WORK REQUIRED:
The listing below needs to be copied in full, exactly.

MATERIAL FOR THIS TASK:
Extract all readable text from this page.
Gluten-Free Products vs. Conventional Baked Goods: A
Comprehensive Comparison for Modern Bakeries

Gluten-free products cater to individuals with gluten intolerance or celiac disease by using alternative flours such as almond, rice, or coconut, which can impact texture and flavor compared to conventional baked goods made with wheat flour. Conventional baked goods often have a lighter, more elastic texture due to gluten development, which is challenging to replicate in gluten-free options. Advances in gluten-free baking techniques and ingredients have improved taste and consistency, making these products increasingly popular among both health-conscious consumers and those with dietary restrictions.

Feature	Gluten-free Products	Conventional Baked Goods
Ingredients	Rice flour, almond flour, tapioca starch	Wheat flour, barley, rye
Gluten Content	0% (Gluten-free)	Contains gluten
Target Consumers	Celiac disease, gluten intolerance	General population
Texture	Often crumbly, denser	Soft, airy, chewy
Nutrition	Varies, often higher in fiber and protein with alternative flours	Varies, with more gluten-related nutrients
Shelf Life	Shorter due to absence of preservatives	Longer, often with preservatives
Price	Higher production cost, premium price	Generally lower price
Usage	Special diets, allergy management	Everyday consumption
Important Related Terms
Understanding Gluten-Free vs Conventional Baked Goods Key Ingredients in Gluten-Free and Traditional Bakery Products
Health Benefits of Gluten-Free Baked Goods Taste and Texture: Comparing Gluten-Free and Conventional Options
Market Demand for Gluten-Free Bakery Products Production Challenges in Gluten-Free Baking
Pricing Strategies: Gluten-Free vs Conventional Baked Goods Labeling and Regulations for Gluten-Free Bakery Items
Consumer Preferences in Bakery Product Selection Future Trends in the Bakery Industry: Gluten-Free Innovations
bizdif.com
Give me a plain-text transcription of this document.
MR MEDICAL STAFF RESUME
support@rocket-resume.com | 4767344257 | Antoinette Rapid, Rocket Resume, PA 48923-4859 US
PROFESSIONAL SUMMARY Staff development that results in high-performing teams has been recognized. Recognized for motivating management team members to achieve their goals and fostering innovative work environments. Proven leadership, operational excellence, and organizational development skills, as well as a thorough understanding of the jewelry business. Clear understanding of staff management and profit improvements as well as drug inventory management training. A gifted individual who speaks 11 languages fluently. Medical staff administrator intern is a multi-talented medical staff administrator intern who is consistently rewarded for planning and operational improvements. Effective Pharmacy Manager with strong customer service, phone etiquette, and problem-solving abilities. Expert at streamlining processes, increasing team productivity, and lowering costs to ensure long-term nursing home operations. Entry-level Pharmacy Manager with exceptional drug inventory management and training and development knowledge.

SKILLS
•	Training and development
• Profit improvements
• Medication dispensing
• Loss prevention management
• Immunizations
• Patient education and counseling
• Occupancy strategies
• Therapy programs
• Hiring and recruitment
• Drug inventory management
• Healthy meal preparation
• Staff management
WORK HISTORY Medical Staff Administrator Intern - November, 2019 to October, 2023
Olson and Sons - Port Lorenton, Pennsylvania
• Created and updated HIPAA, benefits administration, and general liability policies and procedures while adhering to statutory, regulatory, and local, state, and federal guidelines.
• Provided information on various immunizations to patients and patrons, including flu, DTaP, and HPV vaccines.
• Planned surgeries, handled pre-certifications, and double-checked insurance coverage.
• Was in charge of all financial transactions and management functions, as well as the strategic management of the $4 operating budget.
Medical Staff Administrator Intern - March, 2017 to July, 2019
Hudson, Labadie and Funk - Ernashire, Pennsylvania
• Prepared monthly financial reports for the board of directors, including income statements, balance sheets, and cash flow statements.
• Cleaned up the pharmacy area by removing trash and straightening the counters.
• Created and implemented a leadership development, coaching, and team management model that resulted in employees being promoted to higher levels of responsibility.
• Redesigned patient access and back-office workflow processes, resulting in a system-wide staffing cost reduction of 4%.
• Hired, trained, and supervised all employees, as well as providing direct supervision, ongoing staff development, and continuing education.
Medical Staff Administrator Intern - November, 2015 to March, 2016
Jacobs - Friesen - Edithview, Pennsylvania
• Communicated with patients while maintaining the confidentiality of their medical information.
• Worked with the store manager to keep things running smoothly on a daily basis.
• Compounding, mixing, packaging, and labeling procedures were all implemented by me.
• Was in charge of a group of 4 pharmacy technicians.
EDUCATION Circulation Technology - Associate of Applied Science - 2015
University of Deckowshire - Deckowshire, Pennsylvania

YOUR SOLUTION:
Extract all readable text from this page.
Gluten-Free Products vs. Conventional Baked Goods: A
Comprehensive Comparison for Modern Bakeries

Gluten-free products cater to individuals with gluten intolerance or celiac disease by using alternative flours such as almond, rice, or coconut, which can impact texture and flavor compared to conventional baked goods made with wheat flour. Conventional baked goods often have a lighter, more elastic texture due to gluten development, which is challenging to replicate in gluten-free options. Advances in gluten-free baking techniques and ingredients have improved taste and consistency, making these products increasingly popular among both health-conscious consumers and those with dietary restrictions.

Feature	Gluten-free Products	Conventional Baked Goods
Ingredients	Rice flour, almond flour, tapioca starch	Wheat flour, barley, rye
Gluten Content	0% (Gluten-free)	Contains gluten
Target Consumers	Celiac disease, gluten intolerance	General population
Texture	Often crumbly, denser	Soft, airy, chewy
Nutrition	Varies, often higher in fiber and protein with alternative flours	Varies, with more gluten-related nutrients
Shelf Life	Shorter due to absence of preservatives	Longer, often with preservatives
Price	Higher production cost, premium price	Generally lower price
Usage	Special diets, allergy management	Everyday consumption
Important Related Terms
Understanding Gluten-Free vs Conventional Baked Goods Key Ingredients in Gluten-Free and Traditional Bakery Products
Health Benefits of Gluten-Free Baked Goods Taste and Texture: Comparing Gluten-Free and Conventional Options
Market Demand for Gluten-Free Bakery Products Production Challenges in Gluten-Free Baking
Pricing Strategies: Gluten-Free vs Conventional Baked Goods Labeling and Regulations for Gluten-Free Bakery Items
Consumer Preferences in Bakery Product Selection Future Trends in the Bakery Industry: Gluten-Free Innovations
bizdif.com
Give me a plain-text transcription of this document.
MR MEDICAL STAFF RESUME
support@rocket-resume.com | 4767344257 | Antoinette Rapid, Rocket Resume, PA 48923-4859 US
PROFESSIONAL SUMMARY Staff development that results in high-performing teams has been recognized. Recognized for motivating management team members to achieve their goals and fostering innovative work environments. Proven leadership, operational excellence, and organizational development skills, as well as a thorough understanding of the jewelry business. Clear understanding of staff management and profit improvements as well as drug inventory management training. A gifted individual who speaks 11 languages fluently. Medical staff administrator intern is a multi-talented medical staff administrator intern who is consistently rewarded for planning and operational improvements. Effective Pharmacy Manager with strong customer service, phone etiquette, and problem-solving abilities. Expert at streamlining processes, increasing team productivity, and lowering costs to ensure long-term nursing home operations. Entry-level Pharmacy Manager with exceptional drug inventory management and training and development knowledge.

SKILLS
•	Training and development
• Profit improvements
• Medication dispensing
• Loss prevention management
• Immunizations
• Patient education and counseling
• Occupancy strategies
• Therapy programs
• Hiring and recruitment
• Drug inventory management
• Healthy meal preparation
• Staff management
WORK HISTORY Medical Staff Administrator Intern - November, 2019 to October, 2023
Olson and Sons - Port Lorenton, Pennsylvania
• Created and updated HIPAA, benefits administration, and general liability policies and procedures while adhering to statutory, regulatory, and local, state, and federal guidelines.
• Provided information on various immunizations to patients and patrons, including flu, DTaP, and HPV vaccines.
• Planned surgeries, handled pre-certifications, and double-checked insurance coverage.
• Was in charge of all financial transactions and management functions, as well as the strategic management of the $4 operating budget.
Medical Staff Administrator Intern - March, 2017 to July, 2019
Hudson, Labadie and Funk - Ernashire, Pennsylvania
• Prepared monthly financial reports for the board of directors, including income statements, balance sheets, and cash flow statements.
• Cleaned up the pharmacy area by removing trash and straightening the counters.
• Created and implemented a leadership development, coaching, and team management model that resulted in employees being promoted to higher levels of responsibility.
• Redesigned patient access and back-office workflow processes, resulting in a system-wide staffing cost reduction of 4%.
• Hired, trained, and supervised all employees, as well as providing direct supervision, ongoing staff development, and continuing education.
Medical Staff Administrator Intern - November, 2015 to March, 2016
Jacobs - Friesen - Edithview, Pennsylvania
• Communicated with patients while maintaining the confidentiality of their medical information.
• Worked with the store manager to keep things running smoothly on a daily basis.
• Compounding, mixing, packaging, and labeling procedures were all implemented by me.
• Was in charge of a group of 4 pharmacy technicians.
EDUCATION Circulation Technology - Associate of Applied Science - 2015
University of Deckowshire - Deckowshire, Pennsylvania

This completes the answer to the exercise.